● TASK STATEMENT: All that is wanted is how many lines in the records below include the string "Desaparición".

● Dataset records of document pages:
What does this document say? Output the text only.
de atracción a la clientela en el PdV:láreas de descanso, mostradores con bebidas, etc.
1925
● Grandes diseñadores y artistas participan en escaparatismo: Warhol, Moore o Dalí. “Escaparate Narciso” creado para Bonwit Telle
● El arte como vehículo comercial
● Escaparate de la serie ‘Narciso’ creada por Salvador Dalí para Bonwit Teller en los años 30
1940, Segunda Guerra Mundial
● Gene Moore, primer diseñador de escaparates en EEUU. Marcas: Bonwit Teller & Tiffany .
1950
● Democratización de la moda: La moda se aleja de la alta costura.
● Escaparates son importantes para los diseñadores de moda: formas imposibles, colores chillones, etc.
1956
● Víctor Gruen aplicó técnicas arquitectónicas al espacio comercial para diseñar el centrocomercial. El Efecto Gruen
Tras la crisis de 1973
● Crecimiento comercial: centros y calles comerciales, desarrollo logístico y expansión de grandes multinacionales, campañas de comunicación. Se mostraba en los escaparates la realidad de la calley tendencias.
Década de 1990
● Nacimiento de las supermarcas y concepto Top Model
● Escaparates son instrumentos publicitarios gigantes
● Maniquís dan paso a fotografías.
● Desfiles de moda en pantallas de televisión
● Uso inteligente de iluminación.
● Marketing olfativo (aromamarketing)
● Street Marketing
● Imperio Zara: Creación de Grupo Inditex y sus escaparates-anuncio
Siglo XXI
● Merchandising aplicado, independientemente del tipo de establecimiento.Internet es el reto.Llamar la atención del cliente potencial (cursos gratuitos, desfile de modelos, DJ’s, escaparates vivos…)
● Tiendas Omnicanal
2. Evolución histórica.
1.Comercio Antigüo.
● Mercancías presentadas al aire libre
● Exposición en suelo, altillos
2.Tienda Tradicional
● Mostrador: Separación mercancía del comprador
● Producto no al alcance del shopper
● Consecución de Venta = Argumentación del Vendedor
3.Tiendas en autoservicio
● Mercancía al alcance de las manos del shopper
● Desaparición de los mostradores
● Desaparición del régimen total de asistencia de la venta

● RESPONSE BOX: 2